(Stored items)
____

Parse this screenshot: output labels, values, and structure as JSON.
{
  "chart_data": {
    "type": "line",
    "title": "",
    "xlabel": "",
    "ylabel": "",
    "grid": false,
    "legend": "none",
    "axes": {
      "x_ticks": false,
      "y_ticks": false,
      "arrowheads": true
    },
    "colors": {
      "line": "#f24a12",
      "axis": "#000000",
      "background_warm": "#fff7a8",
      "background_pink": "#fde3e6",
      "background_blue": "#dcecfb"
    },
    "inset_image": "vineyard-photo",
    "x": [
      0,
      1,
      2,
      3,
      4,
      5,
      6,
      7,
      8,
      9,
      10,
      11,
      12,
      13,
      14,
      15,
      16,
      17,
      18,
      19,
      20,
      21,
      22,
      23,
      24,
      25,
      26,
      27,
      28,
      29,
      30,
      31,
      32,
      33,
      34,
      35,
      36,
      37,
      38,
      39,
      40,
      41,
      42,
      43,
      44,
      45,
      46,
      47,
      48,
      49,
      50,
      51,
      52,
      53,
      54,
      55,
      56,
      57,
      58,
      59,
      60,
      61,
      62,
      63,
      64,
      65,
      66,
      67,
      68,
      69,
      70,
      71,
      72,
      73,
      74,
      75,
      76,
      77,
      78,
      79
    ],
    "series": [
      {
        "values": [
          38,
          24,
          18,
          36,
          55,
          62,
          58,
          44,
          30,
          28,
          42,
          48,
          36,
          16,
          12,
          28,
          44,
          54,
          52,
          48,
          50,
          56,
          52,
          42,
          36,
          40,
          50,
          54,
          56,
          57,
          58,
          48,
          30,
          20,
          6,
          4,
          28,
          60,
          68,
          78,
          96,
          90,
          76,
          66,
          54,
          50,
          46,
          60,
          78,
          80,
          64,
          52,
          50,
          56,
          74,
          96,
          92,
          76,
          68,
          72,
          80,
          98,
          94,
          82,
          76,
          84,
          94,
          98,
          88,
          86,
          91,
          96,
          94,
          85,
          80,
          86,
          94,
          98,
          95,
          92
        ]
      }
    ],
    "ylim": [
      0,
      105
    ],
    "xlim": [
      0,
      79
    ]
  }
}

____

Copy out all of the records above with nothing altered.

> RESULT FOR THIS TASK
Parse this screenshot: output labels, values, and structure as JSON.
{
  "chart_data": {
    "type": "line",
    "title": "",
    "xlabel": "",
    "ylabel": "",
    "grid": false,
    "legend": "none",
    "axes": {
      "x_ticks": false,
      "y_ticks": false,
      "arrowheads": true
    },
    "colors": {
      "line": "#f24a12",
      "axis": "#000000",
      "background_warm": "#fff7a8",
      "background_pink": "#fde3e6",
      "background_blue": "#dcecfb"
    },
    "inset_image": "vineyard-photo",
    "x": [
      0,
      1,
      2,
      3,
      4,
      5,
      6,
      7,
      8,
      9,
      10,
      11,
      12,
      13,
      14,
      15,
      16,
      17,
      18,
      19,
      20,
      21,
      22,
      23,
      24,
      25,
      26,
      27,
      28,
      29,
      30,
      31,
      32,
      33,
      34,
      35,
      36,
      37,
      38,
      39,
      40,
      41,
      42,
      43,
      44,
      45,
      46,
      47,
      48,
      49,
      50,
      51,
      52,
      53,
      54,
      55,
      56,
      57,
      58,
      59,
      60,
      61,
      62,
      63,
      64,
      65,
      66,
      67,
      68,
      69,
      70,
      71,
      72,
      73,
      74,
      75,
      76,
      77,
      78,
      79
    ],
    "series": [
      {
        "values": [
          38,
          24,
          18,
          36,
          55,
          62,
          58,
          44,
          30,
          28,
          42,
          48,
          36,
          16,
          12,
          28,
          44,
          54,
          52,
          48,
          50,
          56,
          52,
          42,
          36,
          40,
          50,
          54,
          56,
          57,
          58,
          48,
          30,
          20,
          6,
          4,
          28,
          60,
          68,
          78,
          96,
          90,
          76,
          66,
          54,
          50,
          46,
          60,
          78,
          80,
          64,
          52,
          50,
          56,
          74,
          96,
          92,
          76,
          68,
          72,
          80,
          98,
          94,
          82,
          76,
          84,
          94,
          98,
          88,
          86,
          91,
          96,
          94,
          85,
          80,
          86,
          94,
          98,
          95,
          92
        ]
      }
    ],
    "ylim": [
      0,
      105
    ],
    "xlim": [
      0,
      79
    ]
  }
}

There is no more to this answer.